### What is required
Reproduce the full listing below unchanged, apart from the pictures.

### Material for this exercise
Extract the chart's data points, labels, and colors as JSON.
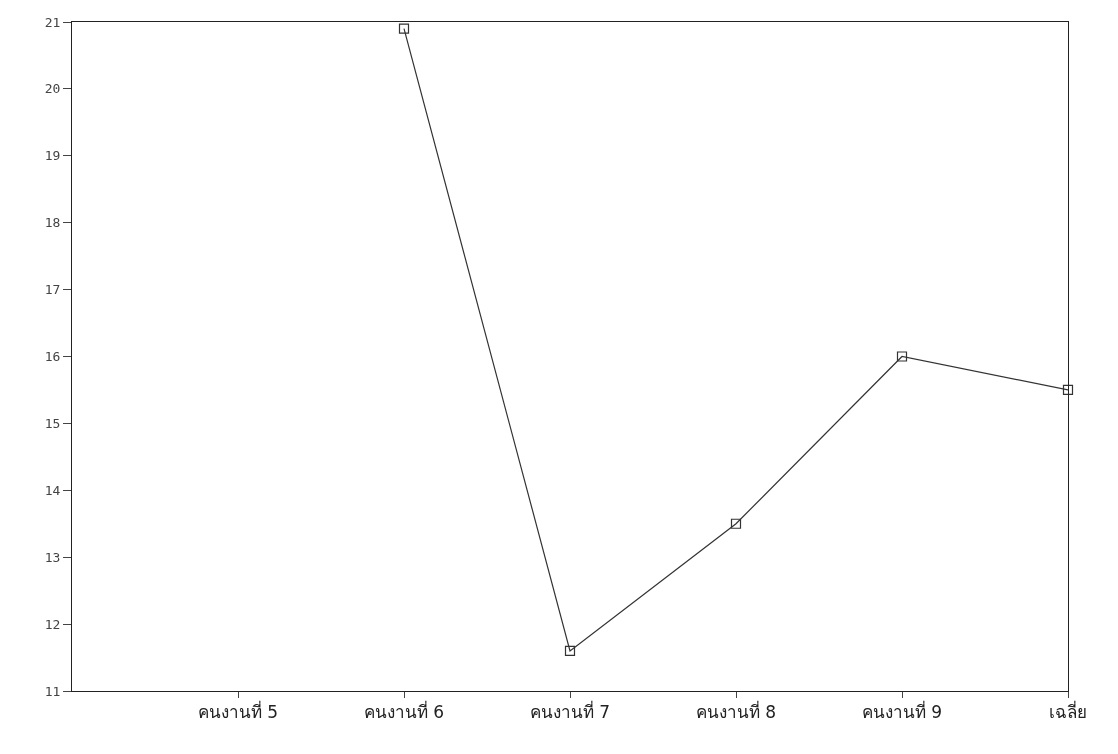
{
  "chart_data": {
    "type": "line",
    "categories": [
      null,
      "คนงานที่ 5",
      "คนงานที่ 6",
      "คนงานที่ 7",
      "คนงานที่ 8",
      "คนงานที่ 9",
      "เฉลี่ย"
    ],
    "values": [
      null,
      null,
      20.9,
      11.6,
      13.5,
      16.0,
      15.5
    ],
    "color": "#333333",
    "marker": "square",
    "ylim": [
      11,
      21
    ],
    "yticks": [
      11,
      12,
      13,
      14,
      15,
      16,
      17,
      18,
      19,
      20,
      21
    ]
  }
}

### Result of this task
Extract the chart's data points, labels, and colors as JSON.
{
  "chart_data": {
    "type": "line",
    "categories": [
      null,
      "คนงานที่ 5",
      "คนงานที่ 6",
      "คนงานที่ 7",
      "คนงานที่ 8",
      "คนงานที่ 9",
      "เฉลี่ย"
    ],
    "values": [
      null,
      null,
      20.9,
      11.6,
      13.5,
      16.0,
      15.5
    ],
    "color": "#333333",
    "marker": "square",
    "ylim": [
      11,
      21
    ],
    "yticks": [
      11,
      12,
      13,
      14,
      15,
      16,
      17,
      18,
      19,
      20,
      21
    ]
  }
}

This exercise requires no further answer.